*** PROVIDED MATERIAL ***

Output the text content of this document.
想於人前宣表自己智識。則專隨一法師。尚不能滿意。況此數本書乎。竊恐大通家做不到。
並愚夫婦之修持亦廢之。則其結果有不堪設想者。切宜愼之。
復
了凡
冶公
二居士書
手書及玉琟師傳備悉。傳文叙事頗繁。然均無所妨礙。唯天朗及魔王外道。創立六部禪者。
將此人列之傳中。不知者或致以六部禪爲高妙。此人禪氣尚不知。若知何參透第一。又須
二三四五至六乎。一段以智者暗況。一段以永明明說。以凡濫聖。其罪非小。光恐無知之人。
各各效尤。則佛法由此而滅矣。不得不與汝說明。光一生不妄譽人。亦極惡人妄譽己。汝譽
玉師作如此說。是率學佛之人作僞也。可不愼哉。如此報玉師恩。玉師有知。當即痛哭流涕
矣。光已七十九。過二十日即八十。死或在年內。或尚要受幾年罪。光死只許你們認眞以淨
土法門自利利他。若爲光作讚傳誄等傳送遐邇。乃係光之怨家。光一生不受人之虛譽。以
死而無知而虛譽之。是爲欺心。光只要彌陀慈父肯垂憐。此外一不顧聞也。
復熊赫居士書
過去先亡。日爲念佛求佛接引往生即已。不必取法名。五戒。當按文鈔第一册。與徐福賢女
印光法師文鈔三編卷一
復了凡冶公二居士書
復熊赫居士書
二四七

***

PROBLEM TO SOLVE: Write out the entries in full, exactly as given.

RESULT BELOW:
Output the text content of this document.
想於人前宣表自己智識。則專隨一法師。尚不能滿意。況此數本書乎。竊恐大通家做不到。
並愚夫婦之修持亦廢之。則其結果有不堪設想者。切宜愼之。
復
了凡
冶公
二居士書
手書及玉琟師傳備悉。傳文叙事頗繁。然均無所妨礙。唯天朗及魔王外道。創立六部禪者。
將此人列之傳中。不知者或致以六部禪爲高妙。此人禪氣尚不知。若知何參透第一。又須
二三四五至六乎。一段以智者暗況。一段以永明明說。以凡濫聖。其罪非小。光恐無知之人。
各各效尤。則佛法由此而滅矣。不得不與汝說明。光一生不妄譽人。亦極惡人妄譽己。汝譽
玉師作如此說。是率學佛之人作僞也。可不愼哉。如此報玉師恩。玉師有知。當即痛哭流涕
矣。光已七十九。過二十日即八十。死或在年內。或尚要受幾年罪。光死只許你們認眞以淨
土法門自利利他。若爲光作讚傳誄等傳送遐邇。乃係光之怨家。光一生不受人之虛譽。以
死而無知而虛譽之。是爲欺心。光只要彌陀慈父肯垂憐。此外一不顧聞也。
復熊赫居士書
過去先亡。日爲念佛求佛接引往生即已。不必取法名。五戒。當按文鈔第一册。與徐福賢女
印光法師文鈔三編卷一
復了凡冶公二居士書
復熊赫居士書
二四七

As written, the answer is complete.